## [The problem]
Keep only the lines that hold the string "заменить", filtering out the rest of the entries below.

## [Information given]
# # #
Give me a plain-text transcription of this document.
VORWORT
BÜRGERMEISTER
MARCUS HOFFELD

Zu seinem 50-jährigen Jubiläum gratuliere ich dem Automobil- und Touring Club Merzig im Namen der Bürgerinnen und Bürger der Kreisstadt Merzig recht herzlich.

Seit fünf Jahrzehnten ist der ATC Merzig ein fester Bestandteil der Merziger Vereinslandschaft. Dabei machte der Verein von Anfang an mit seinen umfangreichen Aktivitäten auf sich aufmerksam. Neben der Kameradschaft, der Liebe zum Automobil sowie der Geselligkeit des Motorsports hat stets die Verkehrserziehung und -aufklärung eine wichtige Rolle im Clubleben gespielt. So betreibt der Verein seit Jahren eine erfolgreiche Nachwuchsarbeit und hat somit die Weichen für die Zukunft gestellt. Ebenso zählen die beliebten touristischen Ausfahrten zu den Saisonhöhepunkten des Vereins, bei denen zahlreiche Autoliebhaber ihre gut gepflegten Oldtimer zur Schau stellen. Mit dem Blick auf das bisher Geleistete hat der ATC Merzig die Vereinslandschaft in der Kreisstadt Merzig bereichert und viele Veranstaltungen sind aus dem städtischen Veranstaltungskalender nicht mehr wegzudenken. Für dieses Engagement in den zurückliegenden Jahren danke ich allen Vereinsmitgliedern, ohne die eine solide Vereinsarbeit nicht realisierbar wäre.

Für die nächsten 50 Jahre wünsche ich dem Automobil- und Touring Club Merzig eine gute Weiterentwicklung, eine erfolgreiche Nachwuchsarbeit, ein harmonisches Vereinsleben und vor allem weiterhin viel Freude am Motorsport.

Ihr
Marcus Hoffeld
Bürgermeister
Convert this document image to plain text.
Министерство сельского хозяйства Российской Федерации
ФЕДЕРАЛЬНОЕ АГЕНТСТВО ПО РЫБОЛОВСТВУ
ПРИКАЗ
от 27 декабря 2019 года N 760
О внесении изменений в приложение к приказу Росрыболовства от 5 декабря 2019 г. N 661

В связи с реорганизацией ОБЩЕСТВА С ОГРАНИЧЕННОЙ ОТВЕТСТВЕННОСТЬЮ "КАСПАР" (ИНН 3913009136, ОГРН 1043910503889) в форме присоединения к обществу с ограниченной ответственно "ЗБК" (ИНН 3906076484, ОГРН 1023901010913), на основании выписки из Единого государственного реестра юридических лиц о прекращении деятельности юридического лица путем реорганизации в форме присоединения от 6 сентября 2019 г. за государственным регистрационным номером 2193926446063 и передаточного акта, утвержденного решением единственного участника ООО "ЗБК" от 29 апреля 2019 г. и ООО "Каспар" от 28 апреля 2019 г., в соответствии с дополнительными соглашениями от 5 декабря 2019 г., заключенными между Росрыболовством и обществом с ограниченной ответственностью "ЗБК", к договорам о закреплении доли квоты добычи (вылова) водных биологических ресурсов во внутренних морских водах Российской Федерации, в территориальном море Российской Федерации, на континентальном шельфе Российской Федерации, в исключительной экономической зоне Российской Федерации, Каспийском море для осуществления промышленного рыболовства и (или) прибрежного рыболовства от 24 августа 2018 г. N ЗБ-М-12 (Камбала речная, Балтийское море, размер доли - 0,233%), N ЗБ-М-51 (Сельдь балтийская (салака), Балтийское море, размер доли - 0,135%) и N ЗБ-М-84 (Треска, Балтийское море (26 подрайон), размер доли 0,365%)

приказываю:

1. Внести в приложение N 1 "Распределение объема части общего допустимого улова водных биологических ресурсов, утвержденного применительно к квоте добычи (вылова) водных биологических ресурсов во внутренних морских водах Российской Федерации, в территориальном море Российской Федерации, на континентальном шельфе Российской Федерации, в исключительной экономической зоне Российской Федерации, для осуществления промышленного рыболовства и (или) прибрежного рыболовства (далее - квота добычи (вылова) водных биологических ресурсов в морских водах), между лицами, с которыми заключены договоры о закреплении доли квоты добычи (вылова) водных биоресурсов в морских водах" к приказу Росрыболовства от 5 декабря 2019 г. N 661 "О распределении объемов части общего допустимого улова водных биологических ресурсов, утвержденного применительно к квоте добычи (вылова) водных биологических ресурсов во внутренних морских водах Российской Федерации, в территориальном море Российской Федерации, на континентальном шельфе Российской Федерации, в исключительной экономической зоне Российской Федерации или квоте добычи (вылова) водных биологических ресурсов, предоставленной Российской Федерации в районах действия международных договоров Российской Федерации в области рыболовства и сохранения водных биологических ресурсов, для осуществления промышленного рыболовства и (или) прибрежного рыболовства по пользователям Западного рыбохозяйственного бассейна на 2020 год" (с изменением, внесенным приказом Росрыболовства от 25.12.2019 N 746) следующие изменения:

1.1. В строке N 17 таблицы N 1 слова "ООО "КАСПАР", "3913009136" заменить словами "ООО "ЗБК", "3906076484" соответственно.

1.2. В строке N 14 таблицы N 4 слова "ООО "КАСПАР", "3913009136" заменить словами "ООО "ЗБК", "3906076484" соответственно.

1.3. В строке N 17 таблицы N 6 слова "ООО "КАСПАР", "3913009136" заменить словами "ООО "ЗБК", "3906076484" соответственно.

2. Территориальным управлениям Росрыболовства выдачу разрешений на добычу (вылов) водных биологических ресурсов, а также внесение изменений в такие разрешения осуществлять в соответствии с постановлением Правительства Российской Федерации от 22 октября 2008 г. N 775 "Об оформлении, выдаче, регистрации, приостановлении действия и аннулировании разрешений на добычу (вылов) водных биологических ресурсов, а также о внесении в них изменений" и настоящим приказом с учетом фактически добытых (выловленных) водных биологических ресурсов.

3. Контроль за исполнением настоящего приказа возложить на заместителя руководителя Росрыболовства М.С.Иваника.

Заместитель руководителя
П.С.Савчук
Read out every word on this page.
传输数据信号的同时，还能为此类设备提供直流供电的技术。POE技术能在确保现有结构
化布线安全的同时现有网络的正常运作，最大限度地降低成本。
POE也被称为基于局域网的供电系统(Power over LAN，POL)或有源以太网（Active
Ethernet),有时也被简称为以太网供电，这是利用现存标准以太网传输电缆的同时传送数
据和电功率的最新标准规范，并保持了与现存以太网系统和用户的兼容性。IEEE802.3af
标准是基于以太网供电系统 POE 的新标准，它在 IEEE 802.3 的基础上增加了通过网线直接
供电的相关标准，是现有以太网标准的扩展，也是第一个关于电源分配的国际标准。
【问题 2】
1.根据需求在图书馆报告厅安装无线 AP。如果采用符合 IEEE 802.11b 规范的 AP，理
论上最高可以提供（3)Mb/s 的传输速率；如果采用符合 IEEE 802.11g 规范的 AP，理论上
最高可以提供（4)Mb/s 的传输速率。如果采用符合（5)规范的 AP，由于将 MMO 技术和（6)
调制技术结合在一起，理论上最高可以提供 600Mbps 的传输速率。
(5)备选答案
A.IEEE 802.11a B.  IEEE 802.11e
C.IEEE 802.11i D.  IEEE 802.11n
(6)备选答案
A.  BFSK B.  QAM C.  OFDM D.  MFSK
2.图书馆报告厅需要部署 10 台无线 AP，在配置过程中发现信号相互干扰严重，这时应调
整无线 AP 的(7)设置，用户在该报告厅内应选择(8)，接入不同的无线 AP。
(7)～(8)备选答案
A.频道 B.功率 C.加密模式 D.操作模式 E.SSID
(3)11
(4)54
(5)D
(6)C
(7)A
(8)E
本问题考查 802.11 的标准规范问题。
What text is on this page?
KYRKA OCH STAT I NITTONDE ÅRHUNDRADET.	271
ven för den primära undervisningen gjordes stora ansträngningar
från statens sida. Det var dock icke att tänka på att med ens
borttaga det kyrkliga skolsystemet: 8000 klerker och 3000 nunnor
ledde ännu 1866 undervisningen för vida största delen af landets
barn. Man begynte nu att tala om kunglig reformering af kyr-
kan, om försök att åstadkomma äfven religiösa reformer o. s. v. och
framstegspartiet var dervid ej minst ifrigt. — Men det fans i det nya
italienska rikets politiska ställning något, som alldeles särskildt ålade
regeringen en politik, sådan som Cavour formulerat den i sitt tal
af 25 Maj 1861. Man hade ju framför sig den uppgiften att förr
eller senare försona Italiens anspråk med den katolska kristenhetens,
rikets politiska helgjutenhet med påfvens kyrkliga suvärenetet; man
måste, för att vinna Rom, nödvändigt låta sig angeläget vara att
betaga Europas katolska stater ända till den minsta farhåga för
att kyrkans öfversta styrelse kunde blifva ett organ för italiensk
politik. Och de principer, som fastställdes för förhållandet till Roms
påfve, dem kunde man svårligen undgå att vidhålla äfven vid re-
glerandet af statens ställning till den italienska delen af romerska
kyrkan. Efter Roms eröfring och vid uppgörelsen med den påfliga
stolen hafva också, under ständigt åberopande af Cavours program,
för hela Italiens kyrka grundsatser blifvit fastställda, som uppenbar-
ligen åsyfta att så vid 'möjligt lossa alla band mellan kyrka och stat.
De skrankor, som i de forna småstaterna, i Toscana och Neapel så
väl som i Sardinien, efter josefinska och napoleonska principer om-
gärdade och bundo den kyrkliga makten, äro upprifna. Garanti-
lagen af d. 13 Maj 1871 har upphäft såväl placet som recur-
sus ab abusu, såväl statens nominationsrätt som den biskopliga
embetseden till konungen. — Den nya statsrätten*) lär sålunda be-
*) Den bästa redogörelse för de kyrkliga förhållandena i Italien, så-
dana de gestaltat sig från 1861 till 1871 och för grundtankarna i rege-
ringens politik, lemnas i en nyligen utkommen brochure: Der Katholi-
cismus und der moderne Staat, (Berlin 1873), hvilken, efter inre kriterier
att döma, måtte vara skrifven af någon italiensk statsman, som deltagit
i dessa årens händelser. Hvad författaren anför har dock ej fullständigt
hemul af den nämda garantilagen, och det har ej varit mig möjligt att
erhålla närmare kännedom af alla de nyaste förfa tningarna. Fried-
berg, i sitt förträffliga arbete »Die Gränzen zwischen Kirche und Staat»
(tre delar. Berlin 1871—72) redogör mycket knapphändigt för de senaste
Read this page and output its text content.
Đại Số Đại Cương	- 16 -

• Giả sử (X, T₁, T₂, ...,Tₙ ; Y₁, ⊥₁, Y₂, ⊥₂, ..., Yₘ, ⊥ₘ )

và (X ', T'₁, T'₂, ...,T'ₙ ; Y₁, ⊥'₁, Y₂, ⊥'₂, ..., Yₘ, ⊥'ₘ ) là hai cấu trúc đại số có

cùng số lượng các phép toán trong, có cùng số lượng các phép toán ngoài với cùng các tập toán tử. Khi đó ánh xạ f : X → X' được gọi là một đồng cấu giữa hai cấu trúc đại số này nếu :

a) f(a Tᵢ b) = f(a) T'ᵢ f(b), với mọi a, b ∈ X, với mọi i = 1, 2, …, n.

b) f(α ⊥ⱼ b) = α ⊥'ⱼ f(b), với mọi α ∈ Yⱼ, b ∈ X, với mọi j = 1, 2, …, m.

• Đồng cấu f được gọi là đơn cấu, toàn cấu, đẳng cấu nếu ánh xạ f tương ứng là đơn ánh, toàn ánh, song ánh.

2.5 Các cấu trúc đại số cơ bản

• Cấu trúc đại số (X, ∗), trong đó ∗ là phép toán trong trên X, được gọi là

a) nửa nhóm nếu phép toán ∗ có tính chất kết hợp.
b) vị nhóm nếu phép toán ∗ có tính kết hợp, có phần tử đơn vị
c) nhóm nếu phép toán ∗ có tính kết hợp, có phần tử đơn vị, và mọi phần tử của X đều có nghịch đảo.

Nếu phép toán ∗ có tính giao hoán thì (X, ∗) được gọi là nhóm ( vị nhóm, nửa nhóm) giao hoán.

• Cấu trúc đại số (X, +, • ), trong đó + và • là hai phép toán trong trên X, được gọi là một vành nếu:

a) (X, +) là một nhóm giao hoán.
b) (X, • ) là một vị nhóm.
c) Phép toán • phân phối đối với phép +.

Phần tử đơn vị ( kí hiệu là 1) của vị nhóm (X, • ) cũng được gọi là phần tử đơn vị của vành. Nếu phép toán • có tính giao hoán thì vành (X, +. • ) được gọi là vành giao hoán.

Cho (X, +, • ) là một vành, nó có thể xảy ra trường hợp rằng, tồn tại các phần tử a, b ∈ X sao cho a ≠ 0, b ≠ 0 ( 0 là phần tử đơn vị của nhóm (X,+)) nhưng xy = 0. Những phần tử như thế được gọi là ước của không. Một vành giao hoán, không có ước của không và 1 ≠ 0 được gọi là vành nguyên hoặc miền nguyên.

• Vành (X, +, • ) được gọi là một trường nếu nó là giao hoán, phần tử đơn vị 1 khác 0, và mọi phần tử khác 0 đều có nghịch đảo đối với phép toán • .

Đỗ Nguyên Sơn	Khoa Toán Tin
# # #
## [Output below]
1.1. В строке N 17 таблицы N 1 слова "ООО "КАСПАР", "3913009136" заменить словами "ООО "ЗБК", "3906076484" соответственно.
1.2. В строке N 14 таблицы N 4 слова "ООО "КАСПАР", "3913009136" заменить словами "ООО "ЗБК", "3906076484" соответственно.
1.3. В строке N 17 таблицы N 6 слова "ООО "КАСПАР", "3913009136" заменить словами "ООО "ЗБК", "3906076484" соответственно.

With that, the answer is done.